= PROBLEM TO SOLVE =
Which lines hold the word "SALLE"? Copy each of them from the material.
━━ EXTRACTED ENTRIES ━━
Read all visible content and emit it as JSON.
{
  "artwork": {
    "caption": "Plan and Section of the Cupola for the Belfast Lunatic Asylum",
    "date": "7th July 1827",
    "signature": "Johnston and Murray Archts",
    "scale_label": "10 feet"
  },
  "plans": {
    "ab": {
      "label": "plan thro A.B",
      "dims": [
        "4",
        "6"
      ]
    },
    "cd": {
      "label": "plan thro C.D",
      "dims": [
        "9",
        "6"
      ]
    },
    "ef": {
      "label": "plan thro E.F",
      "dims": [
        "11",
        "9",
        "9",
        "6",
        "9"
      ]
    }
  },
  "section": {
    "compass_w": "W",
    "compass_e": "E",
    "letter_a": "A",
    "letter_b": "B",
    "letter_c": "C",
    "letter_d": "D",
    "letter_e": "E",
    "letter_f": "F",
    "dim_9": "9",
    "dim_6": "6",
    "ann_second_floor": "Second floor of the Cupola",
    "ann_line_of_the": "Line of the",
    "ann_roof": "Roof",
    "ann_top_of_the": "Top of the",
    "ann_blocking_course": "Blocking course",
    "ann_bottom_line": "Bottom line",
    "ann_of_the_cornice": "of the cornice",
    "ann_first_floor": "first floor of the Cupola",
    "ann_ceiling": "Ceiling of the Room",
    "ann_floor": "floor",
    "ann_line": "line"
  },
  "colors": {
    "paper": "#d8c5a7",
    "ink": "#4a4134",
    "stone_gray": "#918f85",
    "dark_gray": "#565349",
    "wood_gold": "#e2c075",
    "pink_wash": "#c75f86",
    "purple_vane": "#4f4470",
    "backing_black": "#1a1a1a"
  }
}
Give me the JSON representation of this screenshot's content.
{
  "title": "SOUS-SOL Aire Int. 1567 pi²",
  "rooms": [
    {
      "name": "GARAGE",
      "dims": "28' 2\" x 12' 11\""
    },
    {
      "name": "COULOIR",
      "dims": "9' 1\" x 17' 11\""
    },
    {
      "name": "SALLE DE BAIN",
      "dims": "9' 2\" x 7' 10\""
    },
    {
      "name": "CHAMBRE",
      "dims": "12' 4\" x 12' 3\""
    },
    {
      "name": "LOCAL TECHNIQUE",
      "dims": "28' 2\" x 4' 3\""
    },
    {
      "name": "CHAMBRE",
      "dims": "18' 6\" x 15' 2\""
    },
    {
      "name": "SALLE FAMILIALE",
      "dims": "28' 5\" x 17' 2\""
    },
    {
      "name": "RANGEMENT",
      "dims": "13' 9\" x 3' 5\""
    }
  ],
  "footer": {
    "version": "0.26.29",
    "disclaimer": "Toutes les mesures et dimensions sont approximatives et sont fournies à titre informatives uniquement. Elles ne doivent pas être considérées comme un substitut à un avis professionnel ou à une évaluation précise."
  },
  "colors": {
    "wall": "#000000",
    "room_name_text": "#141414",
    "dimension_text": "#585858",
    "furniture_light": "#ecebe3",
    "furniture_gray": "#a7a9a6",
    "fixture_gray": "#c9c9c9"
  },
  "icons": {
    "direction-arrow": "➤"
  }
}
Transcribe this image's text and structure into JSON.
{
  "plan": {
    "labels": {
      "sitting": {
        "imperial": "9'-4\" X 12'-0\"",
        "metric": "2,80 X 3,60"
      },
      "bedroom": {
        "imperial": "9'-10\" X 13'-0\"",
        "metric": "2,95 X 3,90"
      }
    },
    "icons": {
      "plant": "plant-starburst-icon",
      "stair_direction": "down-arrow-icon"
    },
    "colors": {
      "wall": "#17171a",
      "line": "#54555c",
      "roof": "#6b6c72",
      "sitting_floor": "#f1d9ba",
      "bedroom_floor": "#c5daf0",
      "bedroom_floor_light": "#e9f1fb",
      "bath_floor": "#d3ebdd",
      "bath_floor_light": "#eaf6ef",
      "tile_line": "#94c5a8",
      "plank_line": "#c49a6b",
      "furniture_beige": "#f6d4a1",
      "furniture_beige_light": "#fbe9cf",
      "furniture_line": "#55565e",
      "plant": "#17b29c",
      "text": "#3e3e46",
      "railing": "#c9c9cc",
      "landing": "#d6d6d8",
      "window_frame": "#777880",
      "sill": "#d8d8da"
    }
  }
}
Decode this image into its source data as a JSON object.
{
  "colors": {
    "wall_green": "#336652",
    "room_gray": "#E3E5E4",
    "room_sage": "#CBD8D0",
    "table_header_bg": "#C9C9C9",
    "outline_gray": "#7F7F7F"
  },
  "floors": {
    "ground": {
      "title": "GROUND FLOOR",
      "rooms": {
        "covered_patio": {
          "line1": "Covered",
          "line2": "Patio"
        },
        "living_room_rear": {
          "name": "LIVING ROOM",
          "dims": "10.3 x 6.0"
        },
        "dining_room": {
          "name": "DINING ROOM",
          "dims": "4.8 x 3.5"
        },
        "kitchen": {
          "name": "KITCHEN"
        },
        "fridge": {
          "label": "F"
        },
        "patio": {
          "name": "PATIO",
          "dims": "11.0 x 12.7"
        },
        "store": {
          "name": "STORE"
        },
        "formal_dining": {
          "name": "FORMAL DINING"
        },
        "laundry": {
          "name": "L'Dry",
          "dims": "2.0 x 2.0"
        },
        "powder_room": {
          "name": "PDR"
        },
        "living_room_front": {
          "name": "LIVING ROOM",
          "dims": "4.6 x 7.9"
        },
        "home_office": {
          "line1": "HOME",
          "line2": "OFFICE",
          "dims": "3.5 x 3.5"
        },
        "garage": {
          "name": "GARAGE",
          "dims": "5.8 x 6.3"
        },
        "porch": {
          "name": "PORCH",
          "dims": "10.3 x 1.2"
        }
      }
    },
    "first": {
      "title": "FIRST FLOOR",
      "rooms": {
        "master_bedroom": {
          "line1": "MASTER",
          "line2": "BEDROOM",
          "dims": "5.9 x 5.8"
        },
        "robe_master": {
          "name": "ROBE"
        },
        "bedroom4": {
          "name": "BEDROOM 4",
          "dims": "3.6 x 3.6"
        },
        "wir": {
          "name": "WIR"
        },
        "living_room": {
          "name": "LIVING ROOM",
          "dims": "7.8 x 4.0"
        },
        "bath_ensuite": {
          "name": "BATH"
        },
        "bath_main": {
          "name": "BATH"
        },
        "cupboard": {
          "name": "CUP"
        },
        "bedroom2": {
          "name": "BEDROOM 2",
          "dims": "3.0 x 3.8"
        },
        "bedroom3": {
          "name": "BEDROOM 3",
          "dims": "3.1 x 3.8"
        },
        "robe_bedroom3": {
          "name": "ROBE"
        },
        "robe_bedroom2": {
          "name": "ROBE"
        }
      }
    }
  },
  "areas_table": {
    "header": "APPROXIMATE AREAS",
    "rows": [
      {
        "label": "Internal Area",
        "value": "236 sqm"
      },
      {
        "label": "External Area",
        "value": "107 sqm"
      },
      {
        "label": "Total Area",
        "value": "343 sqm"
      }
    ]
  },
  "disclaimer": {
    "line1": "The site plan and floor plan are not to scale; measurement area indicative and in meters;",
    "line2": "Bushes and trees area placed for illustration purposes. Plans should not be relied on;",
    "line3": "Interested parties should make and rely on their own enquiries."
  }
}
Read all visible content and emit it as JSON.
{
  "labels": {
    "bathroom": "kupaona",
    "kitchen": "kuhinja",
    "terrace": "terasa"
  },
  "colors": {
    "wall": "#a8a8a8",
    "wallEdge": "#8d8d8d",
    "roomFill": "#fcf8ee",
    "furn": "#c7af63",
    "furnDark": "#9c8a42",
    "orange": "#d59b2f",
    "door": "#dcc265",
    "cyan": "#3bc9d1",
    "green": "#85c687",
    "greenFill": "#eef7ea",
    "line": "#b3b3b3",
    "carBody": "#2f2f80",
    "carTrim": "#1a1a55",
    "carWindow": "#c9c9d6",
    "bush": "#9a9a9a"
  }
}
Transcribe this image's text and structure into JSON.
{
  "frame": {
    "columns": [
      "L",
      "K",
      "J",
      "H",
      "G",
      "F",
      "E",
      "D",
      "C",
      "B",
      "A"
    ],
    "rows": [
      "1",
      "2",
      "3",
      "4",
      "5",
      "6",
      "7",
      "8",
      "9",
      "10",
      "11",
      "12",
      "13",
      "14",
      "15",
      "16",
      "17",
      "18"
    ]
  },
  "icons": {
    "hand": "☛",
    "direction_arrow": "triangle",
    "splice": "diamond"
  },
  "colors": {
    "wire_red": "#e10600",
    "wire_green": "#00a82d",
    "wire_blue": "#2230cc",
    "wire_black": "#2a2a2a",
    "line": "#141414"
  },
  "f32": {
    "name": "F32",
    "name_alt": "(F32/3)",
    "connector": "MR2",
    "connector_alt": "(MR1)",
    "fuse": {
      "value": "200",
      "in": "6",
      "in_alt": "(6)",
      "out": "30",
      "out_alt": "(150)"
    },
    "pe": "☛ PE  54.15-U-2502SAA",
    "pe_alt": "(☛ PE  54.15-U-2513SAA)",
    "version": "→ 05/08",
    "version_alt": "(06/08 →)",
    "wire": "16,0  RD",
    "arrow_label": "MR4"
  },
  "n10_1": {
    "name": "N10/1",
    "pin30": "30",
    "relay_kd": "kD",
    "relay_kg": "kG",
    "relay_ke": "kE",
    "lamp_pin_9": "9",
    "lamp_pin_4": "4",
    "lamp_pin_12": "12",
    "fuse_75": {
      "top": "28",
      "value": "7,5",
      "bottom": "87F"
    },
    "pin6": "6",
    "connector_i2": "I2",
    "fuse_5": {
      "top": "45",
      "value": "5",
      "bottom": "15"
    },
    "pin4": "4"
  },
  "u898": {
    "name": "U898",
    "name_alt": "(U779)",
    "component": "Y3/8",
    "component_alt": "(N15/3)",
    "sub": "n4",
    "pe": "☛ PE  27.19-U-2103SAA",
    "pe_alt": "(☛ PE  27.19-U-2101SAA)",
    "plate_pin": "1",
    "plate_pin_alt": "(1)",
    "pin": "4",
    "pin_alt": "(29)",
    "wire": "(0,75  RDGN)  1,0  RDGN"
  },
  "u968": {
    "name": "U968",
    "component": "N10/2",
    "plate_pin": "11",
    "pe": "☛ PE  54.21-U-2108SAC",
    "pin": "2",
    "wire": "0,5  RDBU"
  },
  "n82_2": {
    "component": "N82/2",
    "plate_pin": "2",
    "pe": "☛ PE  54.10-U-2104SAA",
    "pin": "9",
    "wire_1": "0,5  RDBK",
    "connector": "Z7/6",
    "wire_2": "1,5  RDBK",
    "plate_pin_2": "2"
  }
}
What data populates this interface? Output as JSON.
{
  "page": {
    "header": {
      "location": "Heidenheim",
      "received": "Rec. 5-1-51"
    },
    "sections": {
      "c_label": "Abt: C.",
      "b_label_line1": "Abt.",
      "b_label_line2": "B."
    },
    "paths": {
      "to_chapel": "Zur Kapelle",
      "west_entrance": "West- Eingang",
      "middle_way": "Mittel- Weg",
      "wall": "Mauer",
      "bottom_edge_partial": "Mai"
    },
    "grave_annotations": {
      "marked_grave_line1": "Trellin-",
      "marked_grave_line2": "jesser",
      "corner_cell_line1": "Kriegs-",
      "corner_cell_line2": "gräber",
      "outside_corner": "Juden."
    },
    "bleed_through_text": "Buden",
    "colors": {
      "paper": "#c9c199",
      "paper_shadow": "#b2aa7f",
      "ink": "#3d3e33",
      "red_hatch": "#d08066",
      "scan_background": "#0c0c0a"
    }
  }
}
━━━
= TASK RESULT =
      "name": "SALLE DE BAIN",
      "name": "SALLE FAMILIALE",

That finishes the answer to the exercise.